#### Short exercise
Find every row below that contains the word "Ellipse" and copy each one in full.

#### Stored items from a collection
——

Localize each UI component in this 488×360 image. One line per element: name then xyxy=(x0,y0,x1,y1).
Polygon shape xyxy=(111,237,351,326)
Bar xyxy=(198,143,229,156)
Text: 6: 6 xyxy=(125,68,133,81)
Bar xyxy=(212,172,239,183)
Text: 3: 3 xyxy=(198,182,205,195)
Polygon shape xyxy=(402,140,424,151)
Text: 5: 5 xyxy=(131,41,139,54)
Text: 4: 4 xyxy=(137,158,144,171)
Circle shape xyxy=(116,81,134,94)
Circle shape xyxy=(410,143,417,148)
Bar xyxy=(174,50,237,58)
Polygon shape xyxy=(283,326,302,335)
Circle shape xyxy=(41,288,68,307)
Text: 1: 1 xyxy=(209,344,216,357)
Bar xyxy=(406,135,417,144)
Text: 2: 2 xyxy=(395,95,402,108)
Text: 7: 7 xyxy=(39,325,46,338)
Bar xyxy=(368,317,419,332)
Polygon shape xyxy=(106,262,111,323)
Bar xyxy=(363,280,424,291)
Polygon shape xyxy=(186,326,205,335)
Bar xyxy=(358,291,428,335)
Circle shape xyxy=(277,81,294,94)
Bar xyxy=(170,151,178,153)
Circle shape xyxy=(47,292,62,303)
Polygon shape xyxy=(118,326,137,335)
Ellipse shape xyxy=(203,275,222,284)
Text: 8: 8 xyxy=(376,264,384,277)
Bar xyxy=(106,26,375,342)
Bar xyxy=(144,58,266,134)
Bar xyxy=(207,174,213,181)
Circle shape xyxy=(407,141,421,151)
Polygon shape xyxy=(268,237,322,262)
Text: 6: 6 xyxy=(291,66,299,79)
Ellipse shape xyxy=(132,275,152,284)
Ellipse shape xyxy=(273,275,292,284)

——

#### Answer below
Ellipse shape xyxy=(203,275,222,284)
Ellipse shape xyxy=(132,275,152,284)
Ellipse shape xyxy=(273,275,292,284)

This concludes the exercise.